Information provided –
+ + +

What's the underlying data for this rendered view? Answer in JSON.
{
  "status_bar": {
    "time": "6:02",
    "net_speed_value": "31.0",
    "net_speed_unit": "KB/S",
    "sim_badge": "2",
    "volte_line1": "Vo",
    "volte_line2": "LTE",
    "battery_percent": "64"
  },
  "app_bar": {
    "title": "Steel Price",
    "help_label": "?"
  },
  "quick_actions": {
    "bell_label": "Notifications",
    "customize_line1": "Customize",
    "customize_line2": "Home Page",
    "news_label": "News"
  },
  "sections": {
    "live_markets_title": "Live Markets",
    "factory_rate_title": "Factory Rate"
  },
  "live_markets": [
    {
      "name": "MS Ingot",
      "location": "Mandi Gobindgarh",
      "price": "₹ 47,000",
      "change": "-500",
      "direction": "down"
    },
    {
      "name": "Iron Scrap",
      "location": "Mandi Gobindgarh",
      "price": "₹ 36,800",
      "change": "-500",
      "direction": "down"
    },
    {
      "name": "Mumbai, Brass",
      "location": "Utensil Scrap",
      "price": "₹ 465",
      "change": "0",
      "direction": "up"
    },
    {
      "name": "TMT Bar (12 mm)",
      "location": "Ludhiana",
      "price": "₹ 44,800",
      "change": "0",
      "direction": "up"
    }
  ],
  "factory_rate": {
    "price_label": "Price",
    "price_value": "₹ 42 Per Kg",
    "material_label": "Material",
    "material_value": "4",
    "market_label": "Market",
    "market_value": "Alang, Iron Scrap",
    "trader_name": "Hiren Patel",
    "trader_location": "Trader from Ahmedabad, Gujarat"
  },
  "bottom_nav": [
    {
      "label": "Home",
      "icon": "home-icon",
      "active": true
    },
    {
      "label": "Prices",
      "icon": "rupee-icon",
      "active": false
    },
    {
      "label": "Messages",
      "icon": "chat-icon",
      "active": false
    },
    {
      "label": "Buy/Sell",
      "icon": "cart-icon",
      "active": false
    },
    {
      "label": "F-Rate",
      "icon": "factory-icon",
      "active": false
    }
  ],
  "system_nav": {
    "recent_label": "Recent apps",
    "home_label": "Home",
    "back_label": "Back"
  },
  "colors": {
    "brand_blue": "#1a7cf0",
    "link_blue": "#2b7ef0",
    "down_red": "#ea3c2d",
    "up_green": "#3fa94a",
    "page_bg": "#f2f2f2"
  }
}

+ + +

Your task – In the records, locate each line holding the string "Iron" and copy it.

Answer to the exercise –
      "name": "Iron Scrap",
    "market_value": "Alang, Iron Scrap",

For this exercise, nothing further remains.